# What needs to be done:
Find the string "Section" in the listing and report every line that has it.

# Exercise data:
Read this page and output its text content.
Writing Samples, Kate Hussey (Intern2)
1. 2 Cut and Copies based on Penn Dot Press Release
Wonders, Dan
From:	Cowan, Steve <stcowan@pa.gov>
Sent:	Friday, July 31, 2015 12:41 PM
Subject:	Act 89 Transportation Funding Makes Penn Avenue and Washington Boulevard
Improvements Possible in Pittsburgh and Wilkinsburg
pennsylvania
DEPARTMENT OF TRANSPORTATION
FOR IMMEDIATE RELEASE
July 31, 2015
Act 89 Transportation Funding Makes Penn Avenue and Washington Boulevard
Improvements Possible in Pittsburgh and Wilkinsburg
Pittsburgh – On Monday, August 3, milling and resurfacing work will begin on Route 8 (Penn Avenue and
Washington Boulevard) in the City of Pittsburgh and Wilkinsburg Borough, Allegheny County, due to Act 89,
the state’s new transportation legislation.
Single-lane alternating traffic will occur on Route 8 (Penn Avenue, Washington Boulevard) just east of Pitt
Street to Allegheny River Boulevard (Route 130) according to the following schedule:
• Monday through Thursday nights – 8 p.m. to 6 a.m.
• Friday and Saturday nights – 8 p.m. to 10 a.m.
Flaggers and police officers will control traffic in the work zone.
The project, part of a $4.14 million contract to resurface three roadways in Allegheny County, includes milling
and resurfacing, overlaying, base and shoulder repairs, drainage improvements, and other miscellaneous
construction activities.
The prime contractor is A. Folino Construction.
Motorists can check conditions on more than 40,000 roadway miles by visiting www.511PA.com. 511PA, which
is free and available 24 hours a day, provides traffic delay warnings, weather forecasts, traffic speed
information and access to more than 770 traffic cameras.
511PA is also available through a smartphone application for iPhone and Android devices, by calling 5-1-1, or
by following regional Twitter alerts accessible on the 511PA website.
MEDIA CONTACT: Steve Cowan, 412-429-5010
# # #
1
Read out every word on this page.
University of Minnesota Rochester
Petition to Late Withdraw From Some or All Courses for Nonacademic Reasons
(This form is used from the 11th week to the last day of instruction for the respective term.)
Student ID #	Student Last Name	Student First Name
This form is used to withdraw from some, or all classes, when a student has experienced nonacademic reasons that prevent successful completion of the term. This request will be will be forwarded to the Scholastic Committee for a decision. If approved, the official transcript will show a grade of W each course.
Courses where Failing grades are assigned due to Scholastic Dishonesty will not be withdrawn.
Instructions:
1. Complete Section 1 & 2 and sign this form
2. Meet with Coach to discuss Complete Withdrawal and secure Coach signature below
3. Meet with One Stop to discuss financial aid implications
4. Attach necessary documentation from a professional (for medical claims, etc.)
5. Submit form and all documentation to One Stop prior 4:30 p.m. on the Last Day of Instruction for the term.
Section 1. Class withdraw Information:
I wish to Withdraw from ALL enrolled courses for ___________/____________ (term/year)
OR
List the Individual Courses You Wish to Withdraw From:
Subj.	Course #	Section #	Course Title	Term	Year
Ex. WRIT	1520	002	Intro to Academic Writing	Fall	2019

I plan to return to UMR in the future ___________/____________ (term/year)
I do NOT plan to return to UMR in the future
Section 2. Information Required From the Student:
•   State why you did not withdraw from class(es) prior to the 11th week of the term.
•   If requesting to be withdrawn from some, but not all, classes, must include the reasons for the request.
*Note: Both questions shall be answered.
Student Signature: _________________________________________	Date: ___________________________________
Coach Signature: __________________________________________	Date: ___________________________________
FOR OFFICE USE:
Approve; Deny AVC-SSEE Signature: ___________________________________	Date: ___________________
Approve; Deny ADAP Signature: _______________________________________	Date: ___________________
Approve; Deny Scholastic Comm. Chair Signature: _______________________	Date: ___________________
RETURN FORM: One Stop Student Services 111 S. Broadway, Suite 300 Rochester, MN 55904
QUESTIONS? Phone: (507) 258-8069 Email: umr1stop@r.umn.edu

...

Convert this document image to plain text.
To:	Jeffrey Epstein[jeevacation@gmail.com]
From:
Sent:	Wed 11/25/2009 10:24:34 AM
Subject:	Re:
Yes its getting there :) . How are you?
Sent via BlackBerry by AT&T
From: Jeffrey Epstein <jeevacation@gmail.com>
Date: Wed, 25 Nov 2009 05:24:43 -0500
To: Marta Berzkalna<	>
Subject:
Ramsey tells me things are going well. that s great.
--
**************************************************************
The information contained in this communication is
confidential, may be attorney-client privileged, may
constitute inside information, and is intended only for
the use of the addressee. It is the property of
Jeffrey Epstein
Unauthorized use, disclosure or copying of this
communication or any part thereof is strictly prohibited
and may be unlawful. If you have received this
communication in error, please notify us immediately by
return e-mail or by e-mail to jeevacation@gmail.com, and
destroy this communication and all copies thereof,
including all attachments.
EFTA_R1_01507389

* * *

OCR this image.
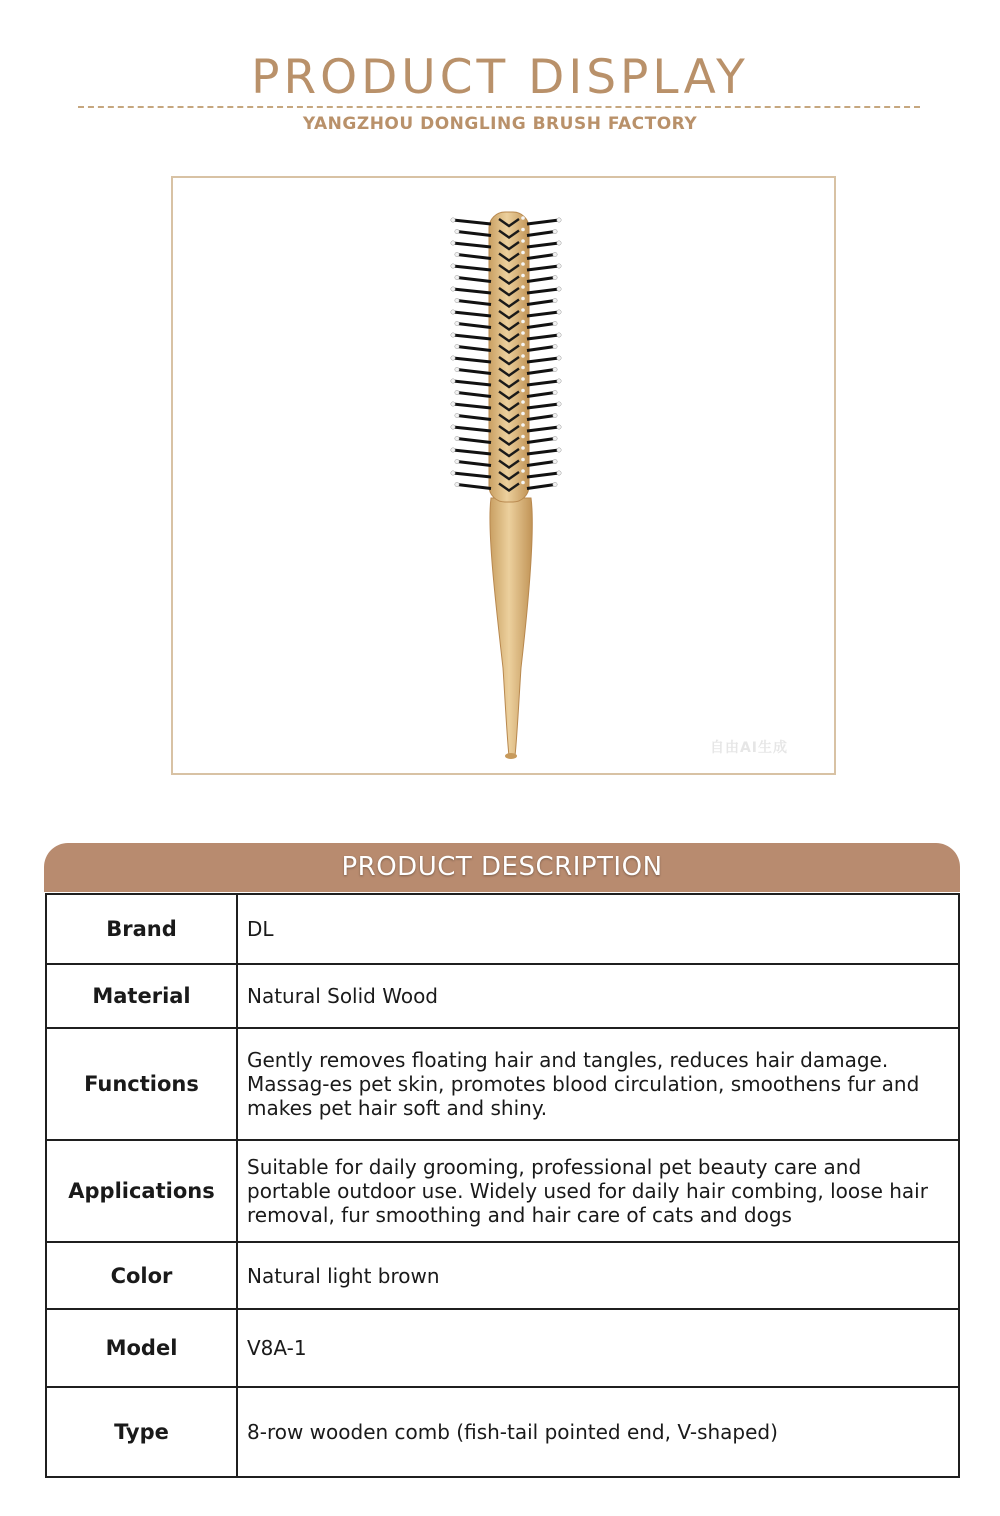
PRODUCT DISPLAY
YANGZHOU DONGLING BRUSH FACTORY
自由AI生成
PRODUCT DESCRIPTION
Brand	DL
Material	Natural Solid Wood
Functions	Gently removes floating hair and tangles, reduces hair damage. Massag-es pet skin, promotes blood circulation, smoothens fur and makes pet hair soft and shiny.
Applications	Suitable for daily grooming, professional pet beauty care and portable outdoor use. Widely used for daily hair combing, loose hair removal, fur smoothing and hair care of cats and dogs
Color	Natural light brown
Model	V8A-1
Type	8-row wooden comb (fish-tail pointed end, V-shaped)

# Right answer:
1. Complete Section 1 & 2 and sign this form
Section 1. Class withdraw Information:
Subj.	Course #	Section #	Course Title	Term	Year
Section 2. Information Required From the Student:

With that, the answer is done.